Problem to solve: Return the records in full, exactly as given.

== Data shown ==

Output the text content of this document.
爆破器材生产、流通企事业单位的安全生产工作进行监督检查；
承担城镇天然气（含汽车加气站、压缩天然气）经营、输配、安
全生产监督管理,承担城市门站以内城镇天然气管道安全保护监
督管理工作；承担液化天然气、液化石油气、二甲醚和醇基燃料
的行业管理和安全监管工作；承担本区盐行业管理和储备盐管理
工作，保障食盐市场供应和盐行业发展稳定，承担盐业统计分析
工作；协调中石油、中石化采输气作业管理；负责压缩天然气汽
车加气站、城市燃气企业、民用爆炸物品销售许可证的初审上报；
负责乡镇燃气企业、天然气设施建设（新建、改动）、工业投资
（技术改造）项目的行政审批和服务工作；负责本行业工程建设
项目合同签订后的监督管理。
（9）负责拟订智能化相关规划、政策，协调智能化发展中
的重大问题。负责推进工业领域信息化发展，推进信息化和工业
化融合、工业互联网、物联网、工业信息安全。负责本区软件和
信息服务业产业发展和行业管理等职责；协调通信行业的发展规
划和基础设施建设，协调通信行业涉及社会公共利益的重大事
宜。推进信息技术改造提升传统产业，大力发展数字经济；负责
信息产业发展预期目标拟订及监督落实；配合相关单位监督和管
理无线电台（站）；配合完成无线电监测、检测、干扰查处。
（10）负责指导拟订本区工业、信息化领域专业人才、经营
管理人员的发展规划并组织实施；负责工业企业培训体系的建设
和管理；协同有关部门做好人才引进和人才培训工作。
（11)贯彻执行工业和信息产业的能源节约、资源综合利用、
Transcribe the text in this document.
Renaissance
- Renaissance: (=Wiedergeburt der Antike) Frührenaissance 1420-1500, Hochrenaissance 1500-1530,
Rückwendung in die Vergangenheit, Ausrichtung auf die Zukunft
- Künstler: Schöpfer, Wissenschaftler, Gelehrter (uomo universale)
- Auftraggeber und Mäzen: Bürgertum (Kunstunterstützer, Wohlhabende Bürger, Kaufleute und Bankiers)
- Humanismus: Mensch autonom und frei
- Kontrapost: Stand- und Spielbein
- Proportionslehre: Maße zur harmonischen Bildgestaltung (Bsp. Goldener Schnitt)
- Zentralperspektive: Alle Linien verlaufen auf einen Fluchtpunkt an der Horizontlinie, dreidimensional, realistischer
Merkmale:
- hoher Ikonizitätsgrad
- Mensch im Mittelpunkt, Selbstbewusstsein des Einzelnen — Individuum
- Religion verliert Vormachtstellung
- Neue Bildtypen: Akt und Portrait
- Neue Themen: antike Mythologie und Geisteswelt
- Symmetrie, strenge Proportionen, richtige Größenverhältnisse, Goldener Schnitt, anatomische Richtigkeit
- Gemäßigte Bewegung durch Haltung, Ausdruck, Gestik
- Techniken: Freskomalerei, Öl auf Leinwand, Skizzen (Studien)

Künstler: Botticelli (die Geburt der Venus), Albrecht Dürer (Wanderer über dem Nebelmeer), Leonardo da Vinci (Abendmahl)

===

Exercise result:
Output the text content of this document.
爆破器材生产、流通企事业单位的安全生产工作进行监督检查；
承担城镇天然气（含汽车加气站、压缩天然气）经营、输配、安
全生产监督管理,承担城市门站以内城镇天然气管道安全保护监
督管理工作；承担液化天然气、液化石油气、二甲醚和醇基燃料
的行业管理和安全监管工作；承担本区盐行业管理和储备盐管理
工作，保障食盐市场供应和盐行业发展稳定，承担盐业统计分析
工作；协调中石油、中石化采输气作业管理；负责压缩天然气汽
车加气站、城市燃气企业、民用爆炸物品销售许可证的初审上报；
负责乡镇燃气企业、天然气设施建设（新建、改动）、工业投资
（技术改造）项目的行政审批和服务工作；负责本行业工程建设
项目合同签订后的监督管理。
（9）负责拟订智能化相关规划、政策，协调智能化发展中
的重大问题。负责推进工业领域信息化发展，推进信息化和工业
化融合、工业互联网、物联网、工业信息安全。负责本区软件和
信息服务业产业发展和行业管理等职责；协调通信行业的发展规
划和基础设施建设，协调通信行业涉及社会公共利益的重大事
宜。推进信息技术改造提升传统产业，大力发展数字经济；负责
信息产业发展预期目标拟订及监督落实；配合相关单位监督和管
理无线电台（站）；配合完成无线电监测、检测、干扰查处。
（10）负责指导拟订本区工业、信息化领域专业人才、经营
管理人员的发展规划并组织实施；负责工业企业培训体系的建设
和管理；协同有关部门做好人才引进和人才培训工作。
（11)贯彻执行工业和信息产业的能源节约、资源综合利用、
Transcribe the text in this document.
Renaissance
- Renaissance: (=Wiedergeburt der Antike) Frührenaissance 1420-1500, Hochrenaissance 1500-1530,
Rückwendung in die Vergangenheit, Ausrichtung auf die Zukunft
- Künstler: Schöpfer, Wissenschaftler, Gelehrter (uomo universale)
- Auftraggeber und Mäzen: Bürgertum (Kunstunterstützer, Wohlhabende Bürger, Kaufleute und Bankiers)
- Humanismus: Mensch autonom und frei
- Kontrapost: Stand- und Spielbein
- Proportionslehre: Maße zur harmonischen Bildgestaltung (Bsp. Goldener Schnitt)
- Zentralperspektive: Alle Linien verlaufen auf einen Fluchtpunkt an der Horizontlinie, dreidimensional, realistischer
Merkmale:
- hoher Ikonizitätsgrad
- Mensch im Mittelpunkt, Selbstbewusstsein des Einzelnen — Individuum
- Religion verliert Vormachtstellung
- Neue Bildtypen: Akt und Portrait
- Neue Themen: antike Mythologie und Geisteswelt
- Symmetrie, strenge Proportionen, richtige Größenverhältnisse, Goldener Schnitt, anatomische Richtigkeit
- Gemäßigte Bewegung durch Haltung, Ausdruck, Gestik
- Techniken: Freskomalerei, Öl auf Leinwand, Skizzen (Studien)

Künstler: Botticelli (die Geburt der Venus), Albrecht Dürer (Wanderer über dem Nebelmeer), Leonardo da Vinci (Abendmahl)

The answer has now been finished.